Identify the lines holding "download" and copy them.

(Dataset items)
───

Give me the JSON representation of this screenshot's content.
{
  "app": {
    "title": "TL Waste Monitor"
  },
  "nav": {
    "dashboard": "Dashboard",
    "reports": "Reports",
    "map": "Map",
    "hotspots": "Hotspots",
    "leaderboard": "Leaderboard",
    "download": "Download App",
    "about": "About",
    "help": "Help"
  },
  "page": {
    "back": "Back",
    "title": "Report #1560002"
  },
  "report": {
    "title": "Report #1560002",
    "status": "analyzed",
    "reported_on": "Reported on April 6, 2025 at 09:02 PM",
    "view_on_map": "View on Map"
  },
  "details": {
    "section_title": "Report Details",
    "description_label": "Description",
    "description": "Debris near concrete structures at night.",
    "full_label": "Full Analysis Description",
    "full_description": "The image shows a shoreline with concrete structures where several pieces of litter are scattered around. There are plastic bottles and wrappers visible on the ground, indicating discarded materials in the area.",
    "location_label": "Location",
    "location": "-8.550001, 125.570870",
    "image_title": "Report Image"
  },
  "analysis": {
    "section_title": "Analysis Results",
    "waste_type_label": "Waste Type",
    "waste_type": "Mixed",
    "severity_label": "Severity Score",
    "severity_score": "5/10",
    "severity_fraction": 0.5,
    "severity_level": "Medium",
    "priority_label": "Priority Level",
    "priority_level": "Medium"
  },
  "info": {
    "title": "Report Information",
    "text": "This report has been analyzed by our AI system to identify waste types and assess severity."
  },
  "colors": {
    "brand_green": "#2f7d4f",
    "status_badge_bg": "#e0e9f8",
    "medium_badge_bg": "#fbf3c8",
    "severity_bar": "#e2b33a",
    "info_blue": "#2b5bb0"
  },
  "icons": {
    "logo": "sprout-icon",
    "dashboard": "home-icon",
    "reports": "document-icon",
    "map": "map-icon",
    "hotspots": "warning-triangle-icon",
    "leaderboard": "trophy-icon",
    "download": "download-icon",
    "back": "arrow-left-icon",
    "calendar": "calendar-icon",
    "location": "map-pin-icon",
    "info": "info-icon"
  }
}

───

Answer to this task:
    "download": "Download App",
    "download": "download-icon",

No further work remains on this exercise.